Extrait source

☆ ☆ ☆ ☆

On parle beaucoup de transformation digitale, d’agilité, d’intelligence artificielle. Mais on parle de moins en moins… de la manière de parler. Littéralement. La prise de parole en public — cette capacité humaine fondamentale à structurer et transmettre des idées devant un collectif — semble s’être effacée du paysage des priorités professionnelles. Faut-il s’en inquiéter ?
L’oralité, reléguée par l’écrit digital
La multiplication des outils de communication écrite (mails, messageries instantanées, plateformes collaboratives) a relégué la prise de parole en direct à un rôle secondaire. La plupart des échanges en entreprise passent aujourd’hui par des interfaces où la voix est absente. Même les réunions, souvent en visioconférence, réduisent l’expression orale à son minimum : on parle pour « passer les slides », pas pour incarner une idée.
Cette évolution interroge. Car l’oralité n’est pas simplement un canal parmi d’autres : c’est un mode de pensée, une façon de construire du lien, de faire autorité, de faire vivre une culture. Ce qui ne passe pas par la parole peut facilement rester abstrait, froid, inerte.
Parler en public : les bénéfices qui dépassent l’expression
Former les professionnels à parler en public, ce n’est pas leur apprendre à « faire un beau discours ». C’est leur permettre de structurer leur pensée, de clarifier leurs intentions, de prendre leur place dans un groupe.
Les bénéfices sont nombreux :
- Leadership renforcé : les managers capables de s’exprimer clairement devant leurs équipes instaurent une forme de présence qui crée de la confiance.
- Alignement stratégique : une idée bien dite est mieux comprise — et donc mieux mise en œuvre.
- Cohésion collective : la parole partagée crée du lien, là où l’écrit peut fragmenter.
- Développement personnel : surmonter la peur de parler en public permet aussi de renforcer son assertivité dans d’autres dimensions du travail.

☆ ☆ ☆ ☆

Consigne écrite
D'après le texte sur la prise de parole en public, quels outils de communication écrite ont relégué la parole en direct à un rôle secondaire ?

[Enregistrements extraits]
☆ ☆ ☆ ☆

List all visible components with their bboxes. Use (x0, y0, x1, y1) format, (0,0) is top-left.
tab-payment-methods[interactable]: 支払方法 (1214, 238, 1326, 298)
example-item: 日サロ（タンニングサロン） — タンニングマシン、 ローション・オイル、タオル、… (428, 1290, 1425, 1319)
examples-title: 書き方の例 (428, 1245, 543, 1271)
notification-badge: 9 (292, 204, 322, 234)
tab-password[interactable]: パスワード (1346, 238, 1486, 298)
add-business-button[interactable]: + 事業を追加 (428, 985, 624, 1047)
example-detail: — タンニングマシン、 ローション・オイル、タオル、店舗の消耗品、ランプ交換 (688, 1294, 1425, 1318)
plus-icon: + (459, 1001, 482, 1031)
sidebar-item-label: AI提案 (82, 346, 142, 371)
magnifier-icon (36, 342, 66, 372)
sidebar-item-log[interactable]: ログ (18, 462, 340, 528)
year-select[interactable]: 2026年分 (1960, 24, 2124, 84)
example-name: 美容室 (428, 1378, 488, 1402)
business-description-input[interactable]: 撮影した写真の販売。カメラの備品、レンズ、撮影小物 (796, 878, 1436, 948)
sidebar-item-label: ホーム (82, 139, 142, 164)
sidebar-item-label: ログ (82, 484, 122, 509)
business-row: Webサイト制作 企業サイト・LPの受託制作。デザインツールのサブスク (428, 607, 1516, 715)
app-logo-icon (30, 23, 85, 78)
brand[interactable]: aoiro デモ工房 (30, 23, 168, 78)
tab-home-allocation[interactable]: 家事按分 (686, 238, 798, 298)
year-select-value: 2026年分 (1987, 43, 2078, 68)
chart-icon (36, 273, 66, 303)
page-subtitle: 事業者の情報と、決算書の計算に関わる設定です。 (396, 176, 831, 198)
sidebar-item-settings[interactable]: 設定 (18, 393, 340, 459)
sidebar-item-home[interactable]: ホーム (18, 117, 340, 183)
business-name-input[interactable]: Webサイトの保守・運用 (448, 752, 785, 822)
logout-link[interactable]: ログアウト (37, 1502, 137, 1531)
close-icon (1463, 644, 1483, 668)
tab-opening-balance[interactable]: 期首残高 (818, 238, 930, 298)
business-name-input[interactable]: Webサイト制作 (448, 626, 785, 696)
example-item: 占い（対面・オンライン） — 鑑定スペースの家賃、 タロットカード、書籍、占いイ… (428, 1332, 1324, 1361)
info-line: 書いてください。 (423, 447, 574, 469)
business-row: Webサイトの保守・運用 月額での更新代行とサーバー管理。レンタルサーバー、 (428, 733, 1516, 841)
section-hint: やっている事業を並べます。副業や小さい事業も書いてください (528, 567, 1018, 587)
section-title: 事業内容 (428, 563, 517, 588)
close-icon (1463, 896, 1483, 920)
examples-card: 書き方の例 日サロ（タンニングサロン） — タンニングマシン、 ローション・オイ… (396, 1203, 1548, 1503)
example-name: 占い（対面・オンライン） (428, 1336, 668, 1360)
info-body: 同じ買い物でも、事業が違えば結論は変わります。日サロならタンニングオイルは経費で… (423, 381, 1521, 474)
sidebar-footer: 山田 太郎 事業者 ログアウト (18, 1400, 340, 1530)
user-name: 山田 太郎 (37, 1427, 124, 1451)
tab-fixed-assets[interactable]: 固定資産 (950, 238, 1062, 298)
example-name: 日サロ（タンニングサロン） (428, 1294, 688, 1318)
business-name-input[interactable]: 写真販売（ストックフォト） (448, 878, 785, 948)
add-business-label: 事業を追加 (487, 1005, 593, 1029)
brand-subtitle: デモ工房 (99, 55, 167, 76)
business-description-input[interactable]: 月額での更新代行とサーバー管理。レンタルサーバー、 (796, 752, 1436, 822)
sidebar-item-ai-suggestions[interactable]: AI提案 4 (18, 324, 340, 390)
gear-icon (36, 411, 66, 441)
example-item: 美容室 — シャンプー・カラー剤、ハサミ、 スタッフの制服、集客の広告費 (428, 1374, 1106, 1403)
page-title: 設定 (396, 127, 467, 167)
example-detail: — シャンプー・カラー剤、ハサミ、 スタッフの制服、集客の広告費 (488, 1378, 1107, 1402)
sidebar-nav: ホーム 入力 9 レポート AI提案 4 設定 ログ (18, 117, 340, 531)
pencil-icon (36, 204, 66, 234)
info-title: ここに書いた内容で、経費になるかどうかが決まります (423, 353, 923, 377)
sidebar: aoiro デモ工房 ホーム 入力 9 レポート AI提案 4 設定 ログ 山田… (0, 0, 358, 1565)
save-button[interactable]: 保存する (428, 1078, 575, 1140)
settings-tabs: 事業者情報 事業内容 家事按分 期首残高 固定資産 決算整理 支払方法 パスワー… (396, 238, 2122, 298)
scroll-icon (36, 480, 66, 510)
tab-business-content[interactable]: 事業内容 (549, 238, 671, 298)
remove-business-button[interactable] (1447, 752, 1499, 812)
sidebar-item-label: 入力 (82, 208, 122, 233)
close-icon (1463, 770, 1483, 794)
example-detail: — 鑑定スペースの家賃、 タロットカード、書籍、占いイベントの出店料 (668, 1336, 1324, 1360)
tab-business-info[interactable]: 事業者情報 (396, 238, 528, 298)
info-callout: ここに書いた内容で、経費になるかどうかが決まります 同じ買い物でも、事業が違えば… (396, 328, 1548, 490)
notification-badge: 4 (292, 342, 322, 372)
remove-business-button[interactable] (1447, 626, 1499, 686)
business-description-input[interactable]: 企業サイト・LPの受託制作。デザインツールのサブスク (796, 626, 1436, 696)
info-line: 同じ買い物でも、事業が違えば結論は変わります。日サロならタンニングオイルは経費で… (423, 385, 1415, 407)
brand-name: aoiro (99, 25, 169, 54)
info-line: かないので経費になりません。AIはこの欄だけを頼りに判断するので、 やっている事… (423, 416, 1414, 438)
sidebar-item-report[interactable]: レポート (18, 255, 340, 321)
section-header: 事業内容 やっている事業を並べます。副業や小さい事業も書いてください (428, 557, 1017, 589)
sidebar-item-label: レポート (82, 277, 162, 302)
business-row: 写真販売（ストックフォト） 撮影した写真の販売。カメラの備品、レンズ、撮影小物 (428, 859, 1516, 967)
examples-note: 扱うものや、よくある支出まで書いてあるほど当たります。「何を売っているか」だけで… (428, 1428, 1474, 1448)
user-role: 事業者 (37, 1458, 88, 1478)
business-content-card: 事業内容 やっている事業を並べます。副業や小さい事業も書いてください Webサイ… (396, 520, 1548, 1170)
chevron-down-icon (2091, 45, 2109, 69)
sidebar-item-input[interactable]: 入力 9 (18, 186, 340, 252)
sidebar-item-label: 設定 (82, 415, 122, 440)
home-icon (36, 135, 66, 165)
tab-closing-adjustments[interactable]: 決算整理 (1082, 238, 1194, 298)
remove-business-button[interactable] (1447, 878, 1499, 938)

☆ ☆ ☆ ☆

Bonne réponse
Les mails, les messageries instantanées et les plateformes collaboratives.